EXERCISE 1 ▸
Answer each question from the comment thread on dungeons, one line per answer, marked (a), (b) and (c).
(a) How many sessions in total has the game that began as a city-based game run so far?
(b) Whose adventure starter supplied the mountain pass mentioned in the last comment?
(c) What share of the first Dungeon World campaign was dungeon exploration?
EXERCISE 2 ▸ In the comment thread on dungeons, why does a session to "save the burning village from invaders" not count as a dungeon for the commenter who defines the term? Answer in one to three sentences.
EXERCISE 3 ▸ In the comment thread on dungeons, the commenter whose city-based game became a travelogue names the places where battles more often occur than in a dungeon. List all of those places.

DOCUMENT SECTION ▸

┌──

13 thoughts on “Dungeons”

  1. about 5%-10%. I ran a City based game for several sessions and it morphed into a travelogue game for a total of 26 sessions so far. Very much plot driven, so occasionally, the “dungeon” makes an appearance… but more often, battles on islands, and in the streets and on airship decks.

    The last episode I ran, the evil cult was using some dwarven runes as a base of operations… so, we did use a “dungeon”, but even then, the approach was more like special forces, hit, move, hit again… than actual room to room exploration.

  2. dungeons and location based adventures literally is 100% of all rpgs, unless you consider f’ing about in the tavern the whole session with no desire to do anything outside hang out and drink.

    Dungeons are places you go to find conflict, location based adventures are areas that have conflict for the party to encounter.

  3. Thanks! I ought to have defined what I meant better.

    I was using “location-based adventure” as a synonym for “dungeon”: A somewhat bounded, dangerous environment that offers the players some choices of in what areas to explore.

    Some or most elements might come from your prep or unfold in play—having it all planned out isn’t the necessary feature.

    By contrast, here are some other kinds of adventure that happen in my Dungeon World games: Wilderness exploration, navigating social or political intrigues or other power relationships, neither of which have the boundedness of dungeon-like environments.

    A session when the decide to “save the burning village from invaders” may have a strong sense of location. But the environment rarely offers the sense of exploring and unknown dangerous area with a mix of random-access areas and choke points that I mean by “dungeon”.

    Does that make sense?

  4. Deep Six Delver Alright so you mean rather then an abandon’ed tower or a cave system, you mean the “dungeon” is a swamp, or corrupted forest.

    Very little, I prefer more open exploration, rather then confining a party to a single area. Unless they are going to that area with a specific goal, such as kill the Beholder in the cave or stop the Wizard in his tower.

  5. My first Dungeon World campaign was at least 75% dungeon exploration, even with the realization of world-changing grim portents.

    My current campaign has had almost no exploration of bounded environments, unless you count the mountain pass from Michael Prescott’s Three Faces Pass adventure starter. But even that felt a lot more open-ended than what I would call a dungeon.

└──

MATERIAL SUPPLIED ▸
┌──

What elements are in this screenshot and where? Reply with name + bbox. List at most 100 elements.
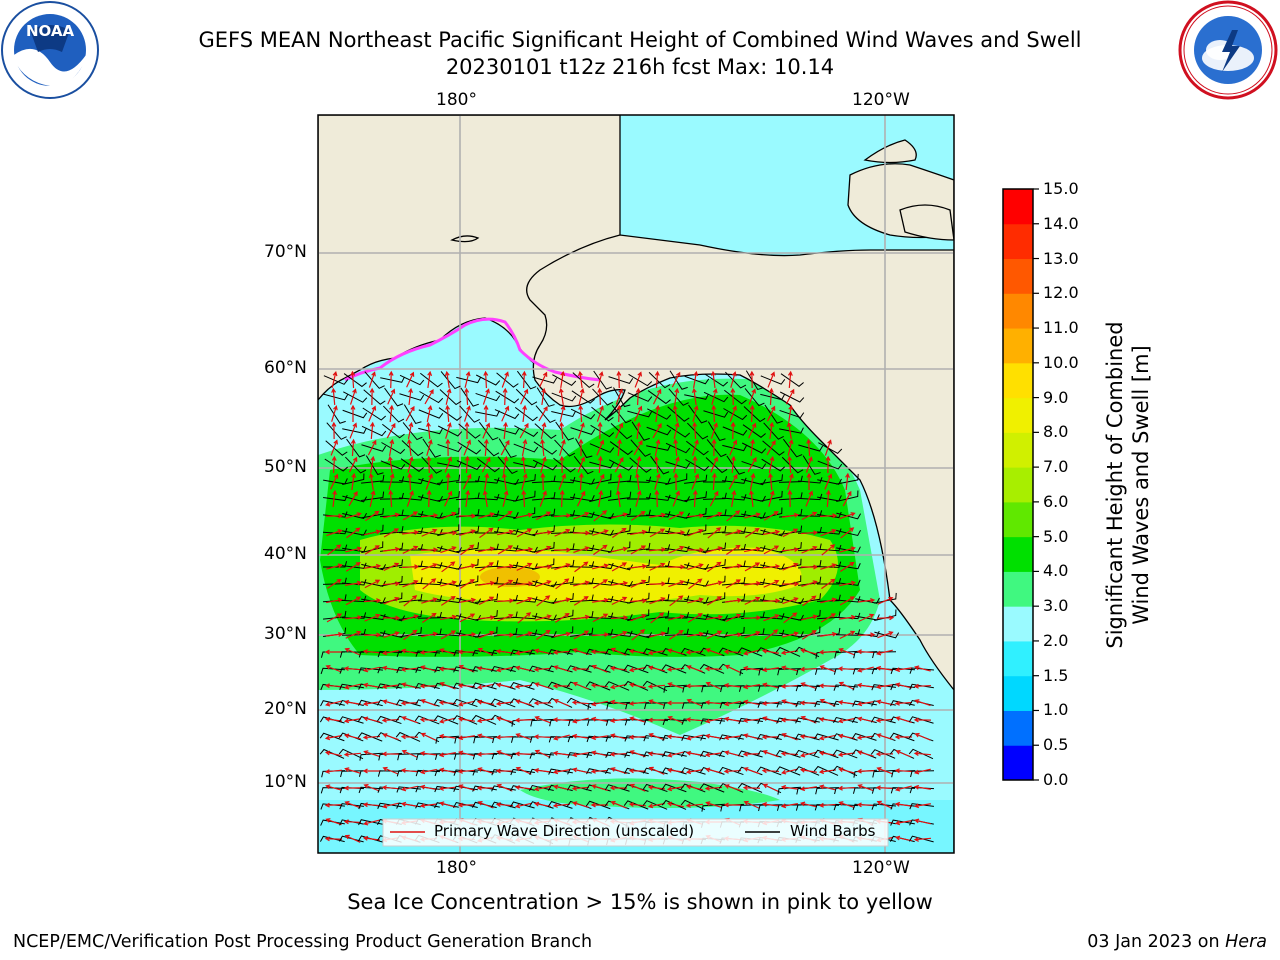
- wave-direction-arrow: [388, 489, 394, 508]
- wave-direction-arrow: [459, 563, 476, 570]
- wave-direction-arrow: [554, 597, 571, 604]
- wave-direction-arrow: [768, 455, 775, 473]
- wave-direction-arrow: [821, 544, 836, 556]
- wave-direction-arrow: [818, 649, 837, 655]
- wind-barb: [661, 783, 687, 793]
- wind-barb: [418, 409, 444, 419]
- wind-barb: [513, 546, 538, 553]
- wave-direction-arrow: [440, 614, 458, 621]
- wind-barb: [760, 375, 786, 385]
- wave-direction-arrow: [763, 529, 781, 535]
- wind-barb: [718, 647, 744, 657]
- wave-direction-arrow: [723, 700, 741, 707]
- wave-direction-arrow: [501, 405, 510, 422]
- wave-direction-arrow: [894, 768, 913, 774]
- wave-direction-arrow: [762, 750, 779, 758]
- wind-barb: [452, 698, 478, 708]
- wind-barb: [490, 714, 516, 726]
- wave-direction-arrow: [462, 473, 472, 490]
- wind-barb: [551, 392, 577, 402]
- wind-barb: [575, 438, 593, 459]
- wind-barb: [794, 733, 820, 741]
- wind-barb: [554, 439, 576, 457]
- wave-direction-arrow: [478, 596, 495, 606]
- wind-barb: [760, 474, 783, 485]
- wave-direction-arrow: [856, 649, 875, 655]
- wind-barb: [379, 526, 404, 535]
- wave-direction-arrow: [327, 544, 342, 556]
- wind-barb: [379, 492, 404, 500]
- wave-direction-arrow: [516, 528, 533, 538]
- wave-direction-arrow: [381, 802, 399, 809]
- wind-barb: [665, 473, 688, 486]
- wave-direction-arrow: [389, 438, 395, 456]
- wind-barb: [706, 439, 727, 458]
- wave-direction-arrow: [837, 785, 856, 791]
- noaa-logo-text: NOAA: [26, 22, 75, 40]
- wave-direction-arrow: [875, 684, 893, 690]
- wave-max-zone: [480, 567, 540, 587]
- wind-barb: [417, 578, 443, 586]
- wave-direction-arrow: [750, 438, 756, 457]
- wind-barb: [380, 614, 406, 622]
- wave-direction-arrow: [667, 564, 686, 570]
- wave-direction-arrow: [421, 528, 438, 537]
- wave-direction-arrow: [691, 473, 700, 490]
- wave-direction-arrow: [768, 387, 774, 406]
- wind-barb: [684, 393, 709, 400]
- wave-direction-arrow: [743, 615, 762, 621]
- wind-barb: [738, 717, 763, 725]
- wind-barb: [380, 631, 405, 639]
- wave-direction-arrow: [326, 529, 343, 537]
- wind-barb: [589, 529, 614, 536]
- wind-barb: [608, 524, 631, 536]
- wave-direction-arrow: [573, 630, 590, 640]
- wind-barb: [836, 529, 861, 537]
- wind-barb: [555, 421, 575, 441]
- wave-direction-arrow: [728, 473, 738, 490]
- wind-barb: [475, 392, 501, 402]
- wave-direction-arrow: [781, 699, 798, 707]
- wave-direction-arrow: [913, 818, 931, 825]
- colorbar-label-line1: Significant Height of Combined: [1103, 321, 1127, 649]
- wave-direction-arrow: [780, 803, 798, 809]
- colorbar-tick-label: 14.0: [1043, 213, 1079, 233]
- wave-direction-arrow: [459, 597, 477, 603]
- colorbar-segment: [1003, 501, 1033, 538]
- wave-direction-arrow: [780, 784, 799, 790]
- wind-barb: [760, 529, 786, 537]
- wind-barb: [741, 545, 766, 552]
- wind-barb: [611, 405, 632, 424]
- lat-tick-60n: 60°N: [264, 358, 307, 378]
- wind-barb: [890, 700, 915, 707]
- wind-barb: [459, 405, 480, 423]
- colorbar-segment: [1003, 606, 1033, 642]
- wind-barb: [684, 563, 709, 571]
- wind-barb: [456, 597, 482, 605]
- wave-direction-arrow: [612, 527, 627, 538]
- wind-barb: [365, 455, 384, 476]
- wave-direction-arrow: [383, 528, 400, 538]
- wind-barb: [852, 668, 878, 675]
- wave-direction-arrow: [420, 732, 437, 741]
- wave-direction-arrow: [534, 530, 553, 535]
- wind-barb: [323, 561, 348, 568]
- wind-barb: [319, 732, 345, 742]
- wave-direction-arrow: [744, 527, 760, 538]
- wind-barb: [342, 409, 368, 419]
- wind-barb: [684, 375, 710, 385]
- wave-direction-arrow: [458, 664, 475, 673]
- wave-direction-arrow: [842, 490, 852, 507]
- wave-direction-arrow: [743, 649, 760, 656]
- wind-barb: [510, 649, 535, 656]
- wind-barb: [420, 372, 443, 388]
- wave-direction-arrow: [818, 802, 837, 808]
- wave-direction-arrow: [459, 529, 476, 537]
- wind-barb: [630, 439, 651, 457]
- wave-direction-arrow: [597, 421, 603, 440]
- wind-barb: [874, 609, 897, 621]
- wave-direction-arrow: [629, 783, 646, 792]
- wind-barb: [536, 387, 555, 407]
- wind-barb: [608, 580, 633, 588]
- wave-direction-arrow: [444, 490, 453, 507]
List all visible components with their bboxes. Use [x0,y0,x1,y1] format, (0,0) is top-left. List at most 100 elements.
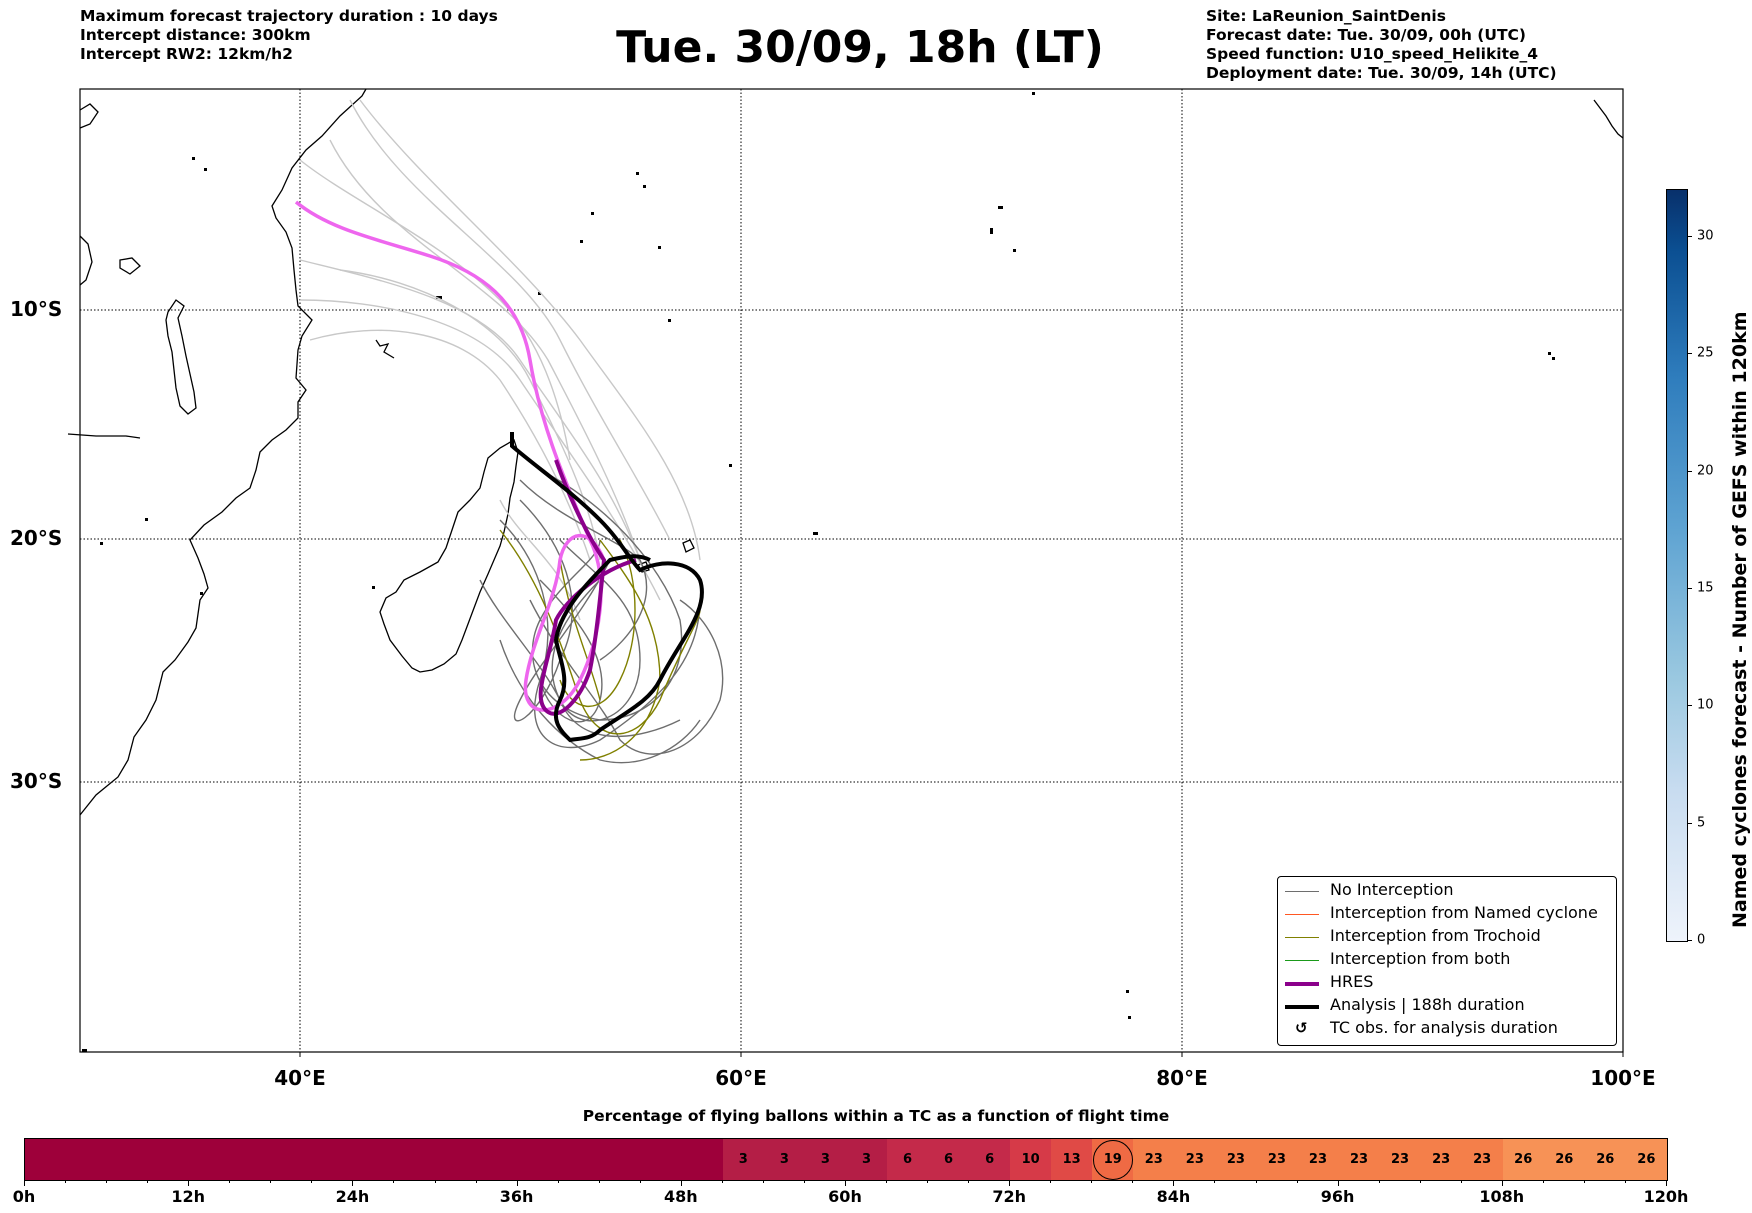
legend-swatch-both [1285,960,1319,961]
percent-cell: 23 [1133,1139,1175,1180]
flight-time-tick [845,1180,846,1186]
flight-time-tick [188,1180,190,1186]
trajectory [559,559,601,701]
island [1013,249,1016,252]
lake-fragment [67,433,141,439]
lat-label-30s: 30°S [10,769,63,793]
percent-cell-value: 3 [820,1152,830,1167]
flight-time-label: 48h [663,1187,698,1206]
coast-fragment [79,103,99,129]
percent-cell [558,1139,600,1180]
flight-time-tick [1542,1180,1544,1183]
percent-cell-value: 23 [1226,1152,1245,1167]
header-left-line: Intercept RW2: 12km/h2 [80,45,293,63]
header-right-line: Site: LaReunion_SaintDenis [1206,7,1446,25]
flight-time-label: 36h [499,1187,534,1206]
island [204,168,207,171]
flight-time-tick [1501,1180,1503,1186]
flight-time-tick [639,1180,641,1183]
percent-cell: 26 [1502,1139,1544,1180]
flight-time-tick [1296,1180,1298,1183]
percent-cell-value: 23 [1185,1152,1204,1167]
trajectory [309,329,591,561]
flight-time-tick [803,1180,805,1183]
flight-time-tick [1583,1180,1585,1183]
colorbar-title: Named cyclones forecast - Number of GEFS… [1729,311,1751,928]
reunion-coast [682,539,695,553]
island [1032,92,1035,95]
island [990,228,993,234]
percent-cell [189,1139,231,1180]
percent-cell: 23 [1420,1139,1462,1180]
island [100,542,103,545]
colorbar-tick-label: 10 [1697,697,1714,713]
island [1548,352,1551,355]
percent-cell [271,1139,313,1180]
flight-time-tick [927,1180,929,1183]
header-right-line: Forecast date: Tue. 30/09, 00h (UTC) [1206,26,1527,44]
analysis-trajectory [510,432,704,743]
island [643,185,646,188]
lon-label-100e: 100°E [1590,1066,1656,1090]
percent-cell [353,1139,395,1180]
island [729,464,732,467]
percent-cell-value: 19 [1092,1139,1133,1180]
island [591,212,594,215]
legend-label: TC obs. for analysis duration [1330,1018,1558,1037]
flight-time-tick [516,1180,518,1186]
hres-trajectory [538,459,637,716]
tc-obs-icon: ↺ [1295,1019,1308,1037]
island [998,206,1003,209]
percent-cell [640,1139,682,1180]
percent-cell: 23 [1461,1139,1503,1180]
colorbar [1666,189,1688,942]
percent-cell [517,1139,559,1180]
lon-label-40e: 40°E [274,1066,326,1090]
flight-time-tick [721,1180,723,1183]
percent-cell-value: 26 [1514,1152,1533,1167]
colorbar-tick-label: 30 [1697,228,1714,244]
page-title: Tue. 30/09, 18h (LT) [616,22,1104,73]
legend-swatch-hres [1285,982,1319,986]
percent-cell [66,1139,108,1180]
percent-cell: 26 [1543,1139,1585,1180]
lon-label-80e: 80°E [1156,1066,1208,1090]
percent-bar: 3 3 3 3 6 6 6 10 13 19 23 23 23 23 23 23 23 23 23 26 26 26 26 [24,1138,1668,1181]
header-right-line: Deployment date: Tue. 30/09, 14h (UTC) [1206,64,1557,82]
trajectory [519,479,648,661]
flight-time-tick [393,1180,395,1183]
island [200,592,203,595]
legend-swatch-trochoid [1285,937,1319,938]
island [813,532,818,535]
trajectory [339,269,601,561]
percent-cell [394,1139,436,1180]
madagascar-coastline [379,439,519,673]
flight-time-tick [434,1180,436,1183]
flight-time-tick [598,1180,600,1183]
percent-cell [25,1139,67,1180]
island [145,518,148,521]
trajectory [299,159,571,461]
ensemble-trajectories-dark [479,469,724,764]
trajectory [529,599,724,755]
lon-ticks [299,1052,1624,1057]
percent-cell [435,1139,477,1180]
island [538,292,541,295]
island [1126,990,1129,993]
trajectory [514,499,611,722]
africa-coastline [79,88,367,816]
percent-cell: 23 [1297,1139,1339,1180]
islands [82,92,1555,1052]
trajectory [359,99,701,561]
colorbar-tick-label: 0 [1697,932,1706,948]
flight-time-tick [1050,1180,1052,1183]
percent-cell: 6 [969,1139,1011,1180]
trajectory [499,529,701,735]
percent-cell-value: 3 [738,1152,748,1167]
flight-time-label: 120h [1643,1187,1689,1206]
trajectory [329,139,641,561]
flight-time-tick [1460,1180,1462,1183]
percent-cell [230,1139,272,1180]
island [372,586,375,589]
flight-time-tick [1378,1180,1380,1183]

└──

TASK ANSWER 1 ▸
(a) 26 sessions.
(b) Michael Prescott's (the Three Faces Pass adventure starter).
(c) At least 75%.

TASK ANSWER 2 ▸ Such a session may have a strong sense of location, but its environment rarely gives the sense of exploring an unknown, dangerous area with a mix of random-access areas and choke points. That sense of exploration is what the commenter means by "dungeon."

TASK ANSWER 3 ▸
- On islands
- In the streets
- On airship decks